Extracted data entries:
▼▼▼
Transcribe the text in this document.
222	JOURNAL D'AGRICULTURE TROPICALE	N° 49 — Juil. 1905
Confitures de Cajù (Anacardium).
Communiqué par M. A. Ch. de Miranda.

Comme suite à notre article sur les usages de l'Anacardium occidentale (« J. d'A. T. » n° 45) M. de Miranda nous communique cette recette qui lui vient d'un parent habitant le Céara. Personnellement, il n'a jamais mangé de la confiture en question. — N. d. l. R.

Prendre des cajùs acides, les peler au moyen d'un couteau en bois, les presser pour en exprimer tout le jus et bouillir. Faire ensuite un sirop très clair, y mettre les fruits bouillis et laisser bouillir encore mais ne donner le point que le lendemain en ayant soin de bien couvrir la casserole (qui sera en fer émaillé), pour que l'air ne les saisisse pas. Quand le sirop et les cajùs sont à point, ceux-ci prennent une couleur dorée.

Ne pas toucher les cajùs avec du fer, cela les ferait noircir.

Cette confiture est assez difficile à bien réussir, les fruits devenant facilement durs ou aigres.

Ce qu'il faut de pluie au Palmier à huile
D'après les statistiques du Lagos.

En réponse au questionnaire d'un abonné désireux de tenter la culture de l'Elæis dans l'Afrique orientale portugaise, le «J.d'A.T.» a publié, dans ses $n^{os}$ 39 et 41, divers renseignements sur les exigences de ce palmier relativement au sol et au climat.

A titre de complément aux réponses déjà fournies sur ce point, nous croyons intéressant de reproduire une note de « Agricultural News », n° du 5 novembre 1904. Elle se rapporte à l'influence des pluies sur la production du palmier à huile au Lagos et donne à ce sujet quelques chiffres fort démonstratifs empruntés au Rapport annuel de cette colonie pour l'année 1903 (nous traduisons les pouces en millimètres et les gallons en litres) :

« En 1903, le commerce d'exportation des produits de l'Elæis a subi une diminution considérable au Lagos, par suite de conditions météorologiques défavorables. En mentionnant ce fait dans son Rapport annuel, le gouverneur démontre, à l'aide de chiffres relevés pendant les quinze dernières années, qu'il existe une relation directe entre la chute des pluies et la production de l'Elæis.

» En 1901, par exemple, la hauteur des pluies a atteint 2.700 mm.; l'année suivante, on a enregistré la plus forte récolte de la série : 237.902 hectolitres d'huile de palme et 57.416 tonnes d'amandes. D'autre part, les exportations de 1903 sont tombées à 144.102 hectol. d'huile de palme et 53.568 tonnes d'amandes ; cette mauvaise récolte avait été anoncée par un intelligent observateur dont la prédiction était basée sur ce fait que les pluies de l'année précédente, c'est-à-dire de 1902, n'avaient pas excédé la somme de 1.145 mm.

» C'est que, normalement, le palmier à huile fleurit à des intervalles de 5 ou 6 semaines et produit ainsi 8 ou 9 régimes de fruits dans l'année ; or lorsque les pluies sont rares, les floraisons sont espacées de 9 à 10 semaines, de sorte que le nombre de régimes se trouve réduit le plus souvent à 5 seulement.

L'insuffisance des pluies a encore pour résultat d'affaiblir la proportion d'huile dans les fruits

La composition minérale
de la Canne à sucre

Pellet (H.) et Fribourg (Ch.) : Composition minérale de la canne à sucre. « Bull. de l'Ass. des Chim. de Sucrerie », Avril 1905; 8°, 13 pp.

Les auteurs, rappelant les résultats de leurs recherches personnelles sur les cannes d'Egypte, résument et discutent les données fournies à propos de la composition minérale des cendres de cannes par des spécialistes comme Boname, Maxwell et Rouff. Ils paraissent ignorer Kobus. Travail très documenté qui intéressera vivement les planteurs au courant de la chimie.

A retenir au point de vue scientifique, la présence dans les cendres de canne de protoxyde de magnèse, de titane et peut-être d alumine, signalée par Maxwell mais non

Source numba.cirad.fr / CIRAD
▲▲▲
* [What the task requires]:
Every record shown above must be echoed exactly.

* [Finished task]:
Transcribe the text in this document.
222	JOURNAL D'AGRICULTURE TROPICALE	N° 49 — Juil. 1905
Confitures de Cajù (Anacardium).
Communiqué par M. A. Ch. de Miranda.

Comme suite à notre article sur les usages de l'Anacardium occidentale (« J. d'A. T. » n° 45) M. de Miranda nous communique cette recette qui lui vient d'un parent habitant le Céara. Personnellement, il n'a jamais mangé de la confiture en question. — N. d. l. R.

Prendre des cajùs acides, les peler au moyen d'un couteau en bois, les presser pour en exprimer tout le jus et bouillir. Faire ensuite un sirop très clair, y mettre les fruits bouillis et laisser bouillir encore mais ne donner le point que le lendemain en ayant soin de bien couvrir la casserole (qui sera en fer émaillé), pour que l'air ne les saisisse pas. Quand le sirop et les cajùs sont à point, ceux-ci prennent une couleur dorée.

Ne pas toucher les cajùs avec du fer, cela les ferait noircir.

Cette confiture est assez difficile à bien réussir, les fruits devenant facilement durs ou aigres.

Ce qu'il faut de pluie au Palmier à huile
D'après les statistiques du Lagos.

En réponse au questionnaire d'un abonné désireux de tenter la culture de l'Elæis dans l'Afrique orientale portugaise, le «J.d'A.T.» a publié, dans ses $n^{os}$ 39 et 41, divers renseignements sur les exigences de ce palmier relativement au sol et au climat.

A titre de complément aux réponses déjà fournies sur ce point, nous croyons intéressant de reproduire une note de « Agricultural News », n° du 5 novembre 1904. Elle se rapporte à l'influence des pluies sur la production du palmier à huile au Lagos et donne à ce sujet quelques chiffres fort démonstratifs empruntés au Rapport annuel de cette colonie pour l'année 1903 (nous traduisons les pouces en millimètres et les gallons en litres) :

« En 1903, le commerce d'exportation des produits de l'Elæis a subi une diminution considérable au Lagos, par suite de conditions météorologiques défavorables. En mentionnant ce fait dans son Rapport annuel, le gouverneur démontre, à l'aide de chiffres relevés pendant les quinze dernières années, qu'il existe une relation directe entre la chute des pluies et la production de l'Elæis.

» En 1901, par exemple, la hauteur des pluies a atteint 2.700 mm.; l'année suivante, on a enregistré la plus forte récolte de la série : 237.902 hectolitres d'huile de palme et 57.416 tonnes d'amandes. D'autre part, les exportations de 1903 sont tombées à 144.102 hectol. d'huile de palme et 53.568 tonnes d'amandes ; cette mauvaise récolte avait été anoncée par un intelligent observateur dont la prédiction était basée sur ce fait que les pluies de l'année précédente, c'est-à-dire de 1902, n'avaient pas excédé la somme de 1.145 mm.

» C'est que, normalement, le palmier à huile fleurit à des intervalles de 5 ou 6 semaines et produit ainsi 8 ou 9 régimes de fruits dans l'année ; or lorsque les pluies sont rares, les floraisons sont espacées de 9 à 10 semaines, de sorte que le nombre de régimes se trouve réduit le plus souvent à 5 seulement.

L'insuffisance des pluies a encore pour résultat d'affaiblir la proportion d'huile dans les fruits

La composition minérale
de la Canne à sucre

Pellet (H.) et Fribourg (Ch.) : Composition minérale de la canne à sucre. « Bull. de l'Ass. des Chim. de Sucrerie », Avril 1905; 8°, 13 pp.

Les auteurs, rappelant les résultats de leurs recherches personnelles sur les cannes d'Egypte, résument et discutent les données fournies à propos de la composition minérale des cendres de cannes par des spécialistes comme Boname, Maxwell et Rouff. Ils paraissent ignorer Kobus. Travail très documenté qui intéressera vivement les planteurs au courant de la chimie.

A retenir au point de vue scientifique, la présence dans les cendres de canne de protoxyde de magnèse, de titane et peut-être d alumine, signalée par Maxwell mais non

Source numba.cirad.fr / CIRAD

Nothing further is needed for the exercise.